Assurance de prêt : les pratiques anticoncurrentielles
En matière d'assurance de prêt, certaines banques n'hésitent pas à se lancer dans des pratiques qui remettent en question la libéralisation du marché.

Sommaire
Quand 60% des frais d’assurance sont exclus du calcul du TAEG.Cotisations d’assurance "facultative" : une pratique douteuse à dénoncer.Quand 60% des frais d’assurance sont exclus du calcul du TAEG.
Fin juillet 2019, Séraphine et Timothée (les prénoms sont fictifs, le reste, malheureusement, non…), qui souhaitent investir dans un programme immobilier neuf en banlieue parisienne, reçoivent une offre de crédit d’un grand établissement bancaire mutualiste.
◆ ◆ ◆ ◆ ◆
**Consigne 1**
Reproduisez mot pour mot le passage de l'extrait sur l'assurance de prêt qui s'ouvre sur les mots contenant "Fin juillet 2019, Séraphine" et se termine par "établissement bancaire mutualiste.".
L'extrait et les enregistrements sont deux sources distinctes.
◆ ◆ ◆ ◆ ◆
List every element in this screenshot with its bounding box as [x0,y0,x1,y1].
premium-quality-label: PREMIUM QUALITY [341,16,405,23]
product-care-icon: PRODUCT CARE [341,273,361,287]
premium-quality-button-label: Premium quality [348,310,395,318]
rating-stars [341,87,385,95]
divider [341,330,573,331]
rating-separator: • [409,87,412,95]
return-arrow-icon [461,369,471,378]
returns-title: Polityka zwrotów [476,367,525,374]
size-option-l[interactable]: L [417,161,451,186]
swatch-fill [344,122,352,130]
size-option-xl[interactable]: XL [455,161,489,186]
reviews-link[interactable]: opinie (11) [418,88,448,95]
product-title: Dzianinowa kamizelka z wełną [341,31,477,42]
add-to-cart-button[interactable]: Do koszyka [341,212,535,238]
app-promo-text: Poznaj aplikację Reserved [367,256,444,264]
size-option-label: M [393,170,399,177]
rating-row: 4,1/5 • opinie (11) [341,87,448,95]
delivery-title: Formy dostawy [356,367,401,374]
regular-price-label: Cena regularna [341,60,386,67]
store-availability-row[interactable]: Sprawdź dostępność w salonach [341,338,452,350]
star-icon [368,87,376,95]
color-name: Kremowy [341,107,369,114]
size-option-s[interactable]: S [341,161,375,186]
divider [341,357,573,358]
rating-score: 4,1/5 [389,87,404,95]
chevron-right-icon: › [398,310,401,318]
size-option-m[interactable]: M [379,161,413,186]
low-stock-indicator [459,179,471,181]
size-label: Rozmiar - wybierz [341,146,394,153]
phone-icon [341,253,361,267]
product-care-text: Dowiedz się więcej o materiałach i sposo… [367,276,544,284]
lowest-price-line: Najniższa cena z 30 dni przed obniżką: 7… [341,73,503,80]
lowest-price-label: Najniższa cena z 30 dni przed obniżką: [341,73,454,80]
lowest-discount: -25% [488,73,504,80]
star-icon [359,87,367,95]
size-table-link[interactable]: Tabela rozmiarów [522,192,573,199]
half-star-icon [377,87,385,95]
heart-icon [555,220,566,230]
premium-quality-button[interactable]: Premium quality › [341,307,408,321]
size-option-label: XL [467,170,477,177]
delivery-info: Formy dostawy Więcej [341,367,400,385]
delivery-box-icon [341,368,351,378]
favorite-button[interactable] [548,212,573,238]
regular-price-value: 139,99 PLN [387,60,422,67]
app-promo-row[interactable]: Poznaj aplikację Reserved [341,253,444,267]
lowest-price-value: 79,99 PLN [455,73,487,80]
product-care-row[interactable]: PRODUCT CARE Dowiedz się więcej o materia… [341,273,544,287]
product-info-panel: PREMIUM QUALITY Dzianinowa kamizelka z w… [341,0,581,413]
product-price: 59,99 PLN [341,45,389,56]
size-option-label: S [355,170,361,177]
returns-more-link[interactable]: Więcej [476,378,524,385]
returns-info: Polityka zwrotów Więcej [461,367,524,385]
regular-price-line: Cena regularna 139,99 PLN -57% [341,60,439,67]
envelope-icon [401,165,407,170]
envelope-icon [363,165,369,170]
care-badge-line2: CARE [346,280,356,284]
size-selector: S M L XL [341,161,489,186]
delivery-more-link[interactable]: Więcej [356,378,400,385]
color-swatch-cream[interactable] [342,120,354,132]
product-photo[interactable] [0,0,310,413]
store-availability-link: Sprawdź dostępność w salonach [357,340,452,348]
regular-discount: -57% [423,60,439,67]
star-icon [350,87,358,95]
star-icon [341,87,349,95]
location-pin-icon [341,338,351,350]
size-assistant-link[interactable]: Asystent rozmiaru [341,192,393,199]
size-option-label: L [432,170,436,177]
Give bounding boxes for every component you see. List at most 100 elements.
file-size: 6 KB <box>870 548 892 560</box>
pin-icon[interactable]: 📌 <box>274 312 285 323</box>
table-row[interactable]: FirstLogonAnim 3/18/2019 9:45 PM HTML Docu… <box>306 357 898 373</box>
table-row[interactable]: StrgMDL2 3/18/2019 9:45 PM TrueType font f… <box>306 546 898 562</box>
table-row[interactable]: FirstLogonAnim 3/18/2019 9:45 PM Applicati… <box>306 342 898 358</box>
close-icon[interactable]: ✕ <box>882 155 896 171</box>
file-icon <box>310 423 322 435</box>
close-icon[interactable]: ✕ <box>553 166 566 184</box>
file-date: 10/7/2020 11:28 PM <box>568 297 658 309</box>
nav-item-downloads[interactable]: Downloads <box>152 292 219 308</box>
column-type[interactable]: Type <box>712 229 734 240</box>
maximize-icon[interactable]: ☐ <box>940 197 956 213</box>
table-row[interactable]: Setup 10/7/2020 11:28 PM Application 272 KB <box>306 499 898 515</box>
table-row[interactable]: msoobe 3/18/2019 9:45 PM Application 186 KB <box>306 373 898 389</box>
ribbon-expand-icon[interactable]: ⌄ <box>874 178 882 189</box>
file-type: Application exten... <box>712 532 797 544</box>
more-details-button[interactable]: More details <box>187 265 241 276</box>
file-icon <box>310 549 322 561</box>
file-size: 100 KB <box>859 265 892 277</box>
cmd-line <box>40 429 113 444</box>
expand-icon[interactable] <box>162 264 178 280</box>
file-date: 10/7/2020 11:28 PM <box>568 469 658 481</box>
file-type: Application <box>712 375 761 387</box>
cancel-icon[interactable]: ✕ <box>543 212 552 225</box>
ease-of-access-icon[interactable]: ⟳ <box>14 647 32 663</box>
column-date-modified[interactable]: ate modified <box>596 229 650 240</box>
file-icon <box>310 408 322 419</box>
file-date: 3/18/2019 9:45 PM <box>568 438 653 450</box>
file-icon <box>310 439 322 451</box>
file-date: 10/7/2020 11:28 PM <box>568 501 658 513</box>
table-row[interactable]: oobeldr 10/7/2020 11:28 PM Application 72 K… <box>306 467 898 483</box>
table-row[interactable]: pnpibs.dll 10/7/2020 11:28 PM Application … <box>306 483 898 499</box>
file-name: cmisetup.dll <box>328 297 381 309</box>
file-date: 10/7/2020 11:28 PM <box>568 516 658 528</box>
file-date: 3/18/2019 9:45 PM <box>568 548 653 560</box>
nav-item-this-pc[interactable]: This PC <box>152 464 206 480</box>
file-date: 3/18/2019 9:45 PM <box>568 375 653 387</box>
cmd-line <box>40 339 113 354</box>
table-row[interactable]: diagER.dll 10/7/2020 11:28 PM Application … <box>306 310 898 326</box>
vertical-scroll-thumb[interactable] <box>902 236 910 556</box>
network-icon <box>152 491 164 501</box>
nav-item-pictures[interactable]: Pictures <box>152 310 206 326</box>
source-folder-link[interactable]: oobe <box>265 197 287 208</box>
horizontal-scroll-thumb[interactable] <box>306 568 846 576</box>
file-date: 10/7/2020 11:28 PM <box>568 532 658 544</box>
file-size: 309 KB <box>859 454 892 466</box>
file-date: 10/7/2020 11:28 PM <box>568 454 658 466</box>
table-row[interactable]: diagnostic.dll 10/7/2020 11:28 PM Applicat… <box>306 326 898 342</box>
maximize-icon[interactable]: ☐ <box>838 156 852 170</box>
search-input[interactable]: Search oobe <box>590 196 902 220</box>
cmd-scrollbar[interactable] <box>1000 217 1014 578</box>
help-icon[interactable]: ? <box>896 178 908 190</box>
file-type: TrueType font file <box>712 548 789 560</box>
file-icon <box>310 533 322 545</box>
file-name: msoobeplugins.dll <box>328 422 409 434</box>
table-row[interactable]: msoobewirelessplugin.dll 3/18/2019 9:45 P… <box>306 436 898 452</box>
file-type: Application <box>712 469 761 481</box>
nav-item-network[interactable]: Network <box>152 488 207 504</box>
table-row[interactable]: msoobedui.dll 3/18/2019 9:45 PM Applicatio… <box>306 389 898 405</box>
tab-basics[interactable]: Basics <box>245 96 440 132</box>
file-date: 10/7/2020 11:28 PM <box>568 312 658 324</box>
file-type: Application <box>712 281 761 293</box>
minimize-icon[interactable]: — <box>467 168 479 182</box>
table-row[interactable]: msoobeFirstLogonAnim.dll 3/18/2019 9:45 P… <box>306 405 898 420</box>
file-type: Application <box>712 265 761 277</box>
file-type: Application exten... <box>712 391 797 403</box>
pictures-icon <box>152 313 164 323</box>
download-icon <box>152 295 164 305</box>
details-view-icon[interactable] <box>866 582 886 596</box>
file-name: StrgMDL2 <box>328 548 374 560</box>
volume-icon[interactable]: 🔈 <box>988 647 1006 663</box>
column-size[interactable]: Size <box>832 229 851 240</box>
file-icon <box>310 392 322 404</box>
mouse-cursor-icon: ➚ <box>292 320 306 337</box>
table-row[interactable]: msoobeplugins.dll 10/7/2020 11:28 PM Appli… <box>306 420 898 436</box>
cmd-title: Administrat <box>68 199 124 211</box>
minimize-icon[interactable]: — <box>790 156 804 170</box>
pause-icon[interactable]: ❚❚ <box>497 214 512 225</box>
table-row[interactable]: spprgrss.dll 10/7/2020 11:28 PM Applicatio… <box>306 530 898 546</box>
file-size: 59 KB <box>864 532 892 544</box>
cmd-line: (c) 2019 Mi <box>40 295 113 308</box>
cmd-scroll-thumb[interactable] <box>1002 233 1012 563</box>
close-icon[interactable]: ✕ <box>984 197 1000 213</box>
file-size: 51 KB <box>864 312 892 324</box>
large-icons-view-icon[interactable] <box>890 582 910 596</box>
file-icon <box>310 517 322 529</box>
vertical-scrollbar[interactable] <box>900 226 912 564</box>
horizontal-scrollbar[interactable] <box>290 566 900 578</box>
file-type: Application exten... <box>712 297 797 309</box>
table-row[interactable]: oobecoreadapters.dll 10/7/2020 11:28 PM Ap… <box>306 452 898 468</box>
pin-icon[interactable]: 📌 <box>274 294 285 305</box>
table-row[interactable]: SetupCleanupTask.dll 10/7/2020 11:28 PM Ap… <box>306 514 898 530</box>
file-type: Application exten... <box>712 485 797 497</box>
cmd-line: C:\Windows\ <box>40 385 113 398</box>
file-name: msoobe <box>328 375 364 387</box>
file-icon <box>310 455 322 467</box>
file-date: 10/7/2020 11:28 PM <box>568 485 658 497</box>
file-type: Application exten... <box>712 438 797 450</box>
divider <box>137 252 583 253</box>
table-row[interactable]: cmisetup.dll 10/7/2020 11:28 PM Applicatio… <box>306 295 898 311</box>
◆ ◆ ◆ ◆ ◆
**Consigne 2**
Renvoyez, s'il vous plaît, à l'identique les enregistrements depuis leur première ligne jusqu'à celle contenant "reviews-link[interactable]: opinie (11)", cette dernière comprise.

**Réponse 1**
Fin juillet 2019, Séraphine et Timothée (les prénoms sont fictifs, le reste, malheureusement, non…), qui souhaitent investir dans un programme immobilier neuf en banlieue parisienne, reçoivent une offre de crédit d’un grand établissement bancaire mutualiste.

**Réponse 2**
List every element in this screenshot with its bounding box as [x0,y0,x1,y1].
premium-quality-label: PREMIUM QUALITY [341,16,405,23]
product-care-icon: PRODUCT CARE [341,273,361,287]
premium-quality-button-label: Premium quality [348,310,395,318]
rating-stars [341,87,385,95]
divider [341,330,573,331]
rating-separator: • [409,87,412,95]
return-arrow-icon [461,369,471,378]
returns-title: Polityka zwrotów [476,367,525,374]
size-option-l[interactable]: L [417,161,451,186]
swatch-fill [344,122,352,130]
size-option-xl[interactable]: XL [455,161,489,186]
reviews-link[interactable]: opinie (11) [418,88,448,95]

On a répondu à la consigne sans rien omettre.